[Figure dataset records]
====================

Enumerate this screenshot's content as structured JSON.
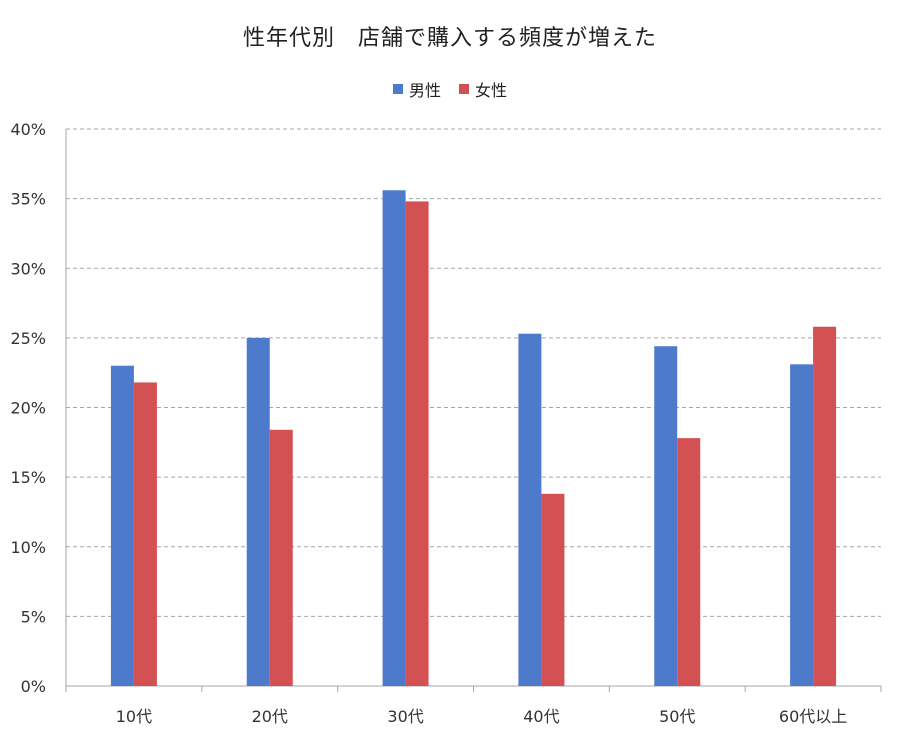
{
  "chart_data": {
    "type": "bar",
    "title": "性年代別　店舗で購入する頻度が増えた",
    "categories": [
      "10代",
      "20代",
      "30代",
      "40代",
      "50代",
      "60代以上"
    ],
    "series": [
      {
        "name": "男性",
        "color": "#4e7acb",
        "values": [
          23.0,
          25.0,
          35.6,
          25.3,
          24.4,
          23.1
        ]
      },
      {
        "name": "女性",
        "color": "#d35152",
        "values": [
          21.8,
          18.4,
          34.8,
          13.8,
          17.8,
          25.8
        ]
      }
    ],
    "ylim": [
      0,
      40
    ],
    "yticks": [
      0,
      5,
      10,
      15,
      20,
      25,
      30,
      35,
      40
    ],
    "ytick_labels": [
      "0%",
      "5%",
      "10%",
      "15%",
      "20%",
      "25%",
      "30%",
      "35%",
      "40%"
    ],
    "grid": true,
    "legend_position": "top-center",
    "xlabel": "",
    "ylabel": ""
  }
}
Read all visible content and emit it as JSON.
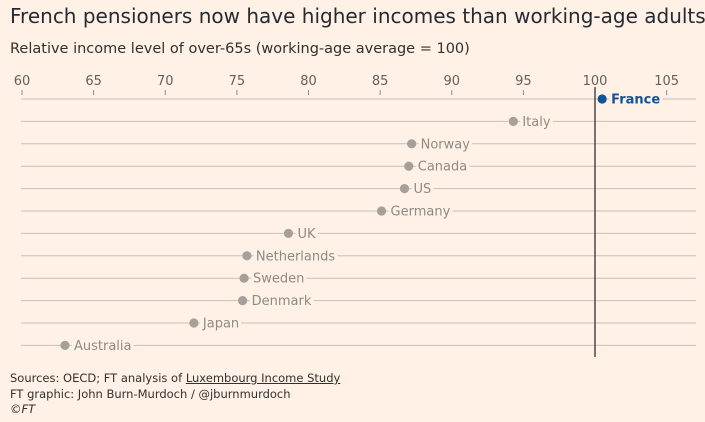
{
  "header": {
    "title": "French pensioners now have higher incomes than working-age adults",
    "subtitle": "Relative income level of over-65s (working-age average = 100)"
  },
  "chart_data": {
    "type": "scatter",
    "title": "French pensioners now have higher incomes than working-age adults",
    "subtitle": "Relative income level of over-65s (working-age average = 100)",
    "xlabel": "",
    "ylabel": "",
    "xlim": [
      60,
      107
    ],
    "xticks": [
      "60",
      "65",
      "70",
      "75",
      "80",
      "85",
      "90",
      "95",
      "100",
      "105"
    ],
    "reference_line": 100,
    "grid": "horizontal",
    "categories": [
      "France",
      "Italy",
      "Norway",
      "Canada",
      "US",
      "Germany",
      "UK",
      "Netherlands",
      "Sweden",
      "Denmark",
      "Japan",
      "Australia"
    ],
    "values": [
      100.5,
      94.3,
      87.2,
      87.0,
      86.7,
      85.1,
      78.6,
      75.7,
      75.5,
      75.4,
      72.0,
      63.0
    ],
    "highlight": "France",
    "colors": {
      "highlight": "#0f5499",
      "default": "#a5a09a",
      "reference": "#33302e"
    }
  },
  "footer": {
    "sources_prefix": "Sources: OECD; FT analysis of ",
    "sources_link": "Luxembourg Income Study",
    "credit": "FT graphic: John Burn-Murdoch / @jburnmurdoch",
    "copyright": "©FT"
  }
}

====================

§ **What you will do**:
Reproduce the material word for word. Any pictures should be left out of the copy.

§ **Solution to the exercise**:
Enumerate this screenshot's content as structured JSON.
{
  "chart_data": {
    "type": "bar",
    "title": "性年代別　店舗で購入する頻度が増えた",
    "categories": [
      "10代",
      "20代",
      "30代",
      "40代",
      "50代",
      "60代以上"
    ],
    "series": [
      {
        "name": "男性",
        "color": "#4e7acb",
        "values": [
          23.0,
          25.0,
          35.6,
          25.3,
          24.4,
          23.1
        ]
      },
      {
        "name": "女性",
        "color": "#d35152",
        "values": [
          21.8,
          18.4,
          34.8,
          13.8,
          17.8,
          25.8
        ]
      }
    ],
    "ylim": [
      0,
      40
    ],
    "yticks": [
      0,
      5,
      10,
      15,
      20,
      25,
      30,
      35,
      40
    ],
    "ytick_labels": [
      "0%",
      "5%",
      "10%",
      "15%",
      "20%",
      "25%",
      "30%",
      "35%",
      "40%"
    ],
    "grid": true,
    "legend_position": "top-center",
    "xlabel": "",
    "ylabel": ""
  }
}
Read all visible content and emit it as JSON.
{
  "header": {
    "title": "French pensioners now have higher incomes than working-age adults",
    "subtitle": "Relative income level of over-65s (working-age average = 100)"
  },
  "chart_data": {
    "type": "scatter",
    "title": "French pensioners now have higher incomes than working-age adults",
    "subtitle": "Relative income level of over-65s (working-age average = 100)",
    "xlabel": "",
    "ylabel": "",
    "xlim": [
      60,
      107
    ],
    "xticks": [
      "60",
      "65",
      "70",
      "75",
      "80",
      "85",
      "90",
      "95",
      "100",
      "105"
    ],
    "reference_line": 100,
    "grid": "horizontal",
    "categories": [
      "France",
      "Italy",
      "Norway",
      "Canada",
      "US",
      "Germany",
      "UK",
      "Netherlands",
      "Sweden",
      "Denmark",
      "Japan",
      "Australia"
    ],
    "values": [
      100.5,
      94.3,
      87.2,
      87.0,
      86.7,
      85.1,
      78.6,
      75.7,
      75.5,
      75.4,
      72.0,
      63.0
    ],
    "highlight": "France",
    "colors": {
      "highlight": "#0f5499",
      "default": "#a5a09a",
      "reference": "#33302e"
    }
  },
  "footer": {
    "sources_prefix": "Sources: OECD; FT analysis of ",
    "sources_link": "Luxembourg Income Study",
    "credit": "FT graphic: John Burn-Murdoch / @jburnmurdoch",
    "copyright": "©FT"
  }
}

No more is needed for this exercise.